↓↓↓

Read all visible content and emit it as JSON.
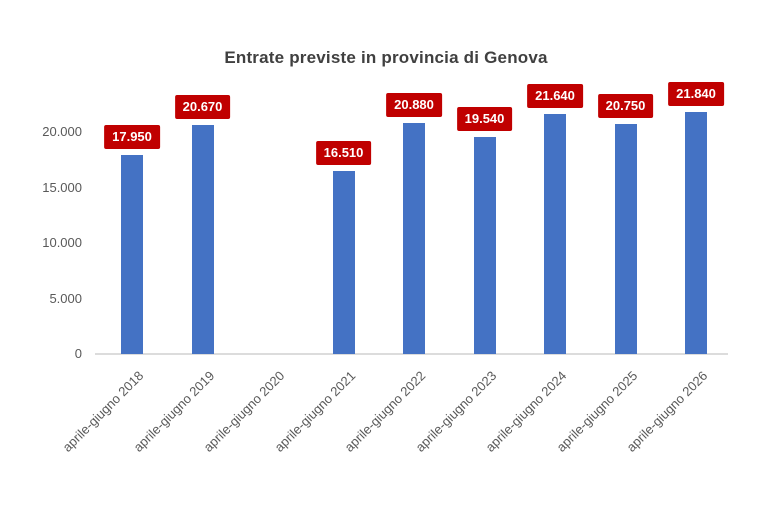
{
  "chart_data": {
    "type": "bar",
    "title": "Entrate previste in provincia di Genova",
    "xlabel": "",
    "ylabel": "",
    "categories": [
      "aprile-giugno 2018",
      "aprile-giugno 2019",
      "aprile-giugno 2020",
      "aprile-giugno 2021",
      "aprile-giugno 2022",
      "aprile-giugno 2023",
      "aprile-giugno 2024",
      "aprile-giugno 2025",
      "aprile-giugno 2026"
    ],
    "values": [
      17950,
      20670,
      null,
      16510,
      20880,
      19540,
      21640,
      20750,
      21840
    ],
    "data_labels": [
      "17.950",
      "20.670",
      null,
      "16.510",
      "20.880",
      "19.540",
      "21.640",
      "20.750",
      "21.840"
    ],
    "y_axis": {
      "tick_labels": [
        "0",
        "5.000",
        "10.000",
        "15.000",
        "20.000"
      ],
      "tick_values": [
        0,
        5000,
        10000,
        15000,
        20000
      ]
    },
    "ylim": [
      0,
      22500
    ],
    "grid": false,
    "legend": false,
    "colors": {
      "bar": "#4472C4",
      "data_label_bg": "#C00000",
      "data_label_text": "#FFFFFF",
      "title_text": "#404040",
      "axis_text": "#595959",
      "axis_line": "#DCDCDC"
    }
  }
}
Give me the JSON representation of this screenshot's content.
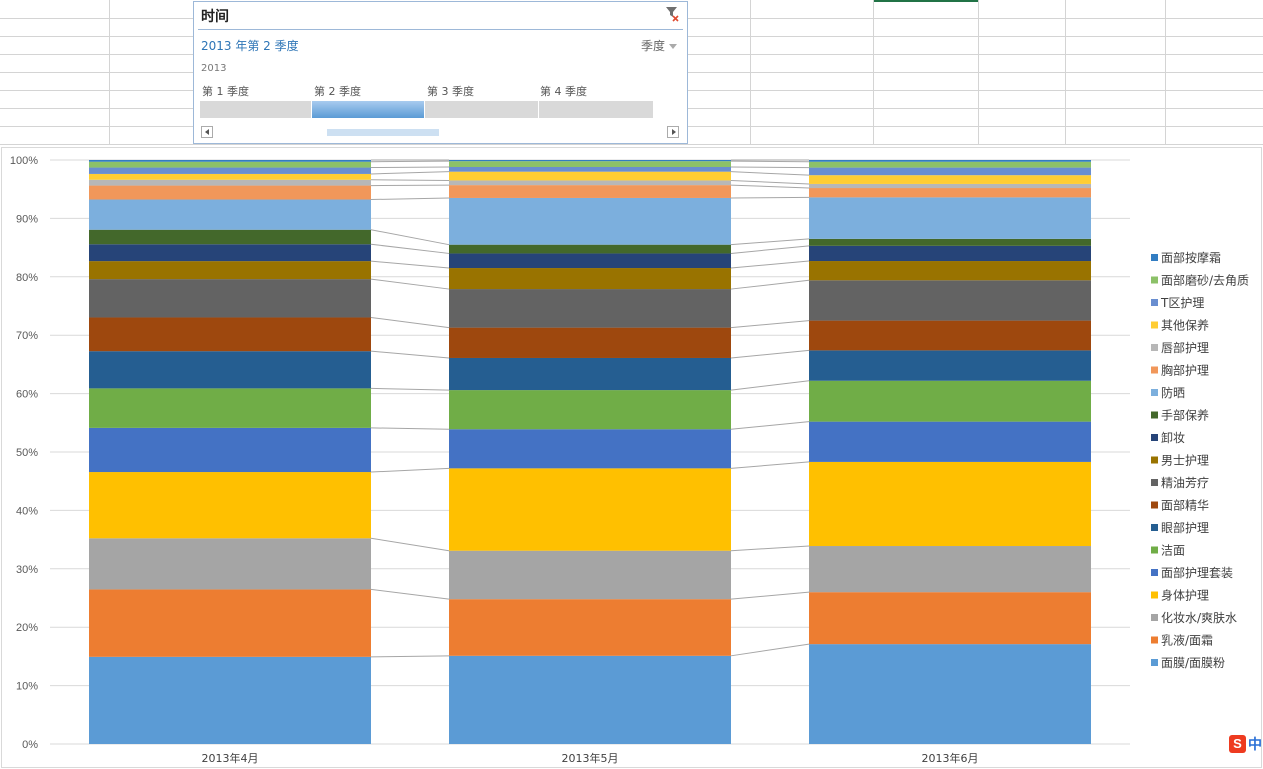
{
  "slicer": {
    "title": "时间",
    "selection": "2013 年第 2 季度",
    "level": "季度",
    "year": "2013",
    "quarters": [
      {
        "label": "第 1 季度",
        "selected": false
      },
      {
        "label": "第 2 季度",
        "selected": true
      },
      {
        "label": "第 3 季度",
        "selected": false
      },
      {
        "label": "第 4 季度",
        "selected": false
      }
    ],
    "icons": {
      "clear": "filter-clear-icon",
      "scroll_left": "scroll-left-icon",
      "scroll_right": "scroll-right-icon"
    }
  },
  "watermark": {
    "logo_letter": "S",
    "text": "中"
  },
  "chart_data": {
    "type": "bar",
    "stacked": "100%",
    "categories": [
      "2013年4月",
      "2013年5月",
      "2013年6月"
    ],
    "ylim": [
      0,
      100
    ],
    "yticks": [
      "0%",
      "10%",
      "20%",
      "30%",
      "40%",
      "50%",
      "60%",
      "70%",
      "80%",
      "90%",
      "100%"
    ],
    "grid": true,
    "series_lines": true,
    "legend_position": "right",
    "series": [
      {
        "name": "面膜/面膜粉",
        "color": "#5b9bd5",
        "values": [
          15.0,
          15.1,
          17.1
        ]
      },
      {
        "name": "乳液/面霜",
        "color": "#ed7d31",
        "values": [
          11.6,
          9.7,
          8.9
        ]
      },
      {
        "name": "化妆水/爽肤水",
        "color": "#a5a5a5",
        "values": [
          8.8,
          8.3,
          7.9
        ]
      },
      {
        "name": "身体护理",
        "color": "#ffc000",
        "values": [
          11.4,
          14.1,
          14.4
        ]
      },
      {
        "name": "面部护理套装",
        "color": "#4472c4",
        "values": [
          7.6,
          6.7,
          6.9
        ]
      },
      {
        "name": "洁面",
        "color": "#70ad47",
        "values": [
          6.8,
          6.7,
          7.0
        ]
      },
      {
        "name": "眼部护理",
        "color": "#255e91",
        "values": [
          6.4,
          5.5,
          5.2
        ]
      },
      {
        "name": "面部精华",
        "color": "#9e480e",
        "values": [
          5.8,
          5.2,
          5.1
        ]
      },
      {
        "name": "精油芳疗",
        "color": "#636363",
        "values": [
          6.6,
          6.6,
          6.9
        ]
      },
      {
        "name": "男士护理",
        "color": "#997300",
        "values": [
          3.1,
          3.6,
          3.3
        ]
      },
      {
        "name": "卸妆",
        "color": "#264478",
        "values": [
          2.9,
          2.5,
          2.6
        ]
      },
      {
        "name": "手部保养",
        "color": "#43682b",
        "values": [
          2.5,
          1.5,
          1.2
        ]
      },
      {
        "name": "防晒",
        "color": "#7cafdd",
        "values": [
          5.2,
          8.0,
          7.1
        ]
      },
      {
        "name": "胸部护理",
        "color": "#f1975a",
        "values": [
          2.4,
          2.2,
          1.6
        ]
      },
      {
        "name": "唇部护理",
        "color": "#b7b7b7",
        "values": [
          1.0,
          0.8,
          0.7
        ]
      },
      {
        "name": "其他保养",
        "color": "#ffcd33",
        "values": [
          1.0,
          1.5,
          1.5
        ]
      },
      {
        "name": "T区护理",
        "color": "#698ed0",
        "values": [
          1.1,
          0.8,
          1.3
        ]
      },
      {
        "name": "面部磨砂/去角质",
        "color": "#8cc168",
        "values": [
          1.0,
          1.0,
          1.0
        ]
      },
      {
        "name": "面部按摩霜",
        "color": "#327dc2",
        "values": [
          0.3,
          0.2,
          0.3
        ]
      }
    ]
  }
}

↑↑↑

## EXERCISE REQUIREMENTS:
Search the data for the word "JSON" and copy each line where it appears.

## WRITTEN SOLUTION:
Read all visible content and emit it as JSON.
Give me the JSON representation of this screenshot's content.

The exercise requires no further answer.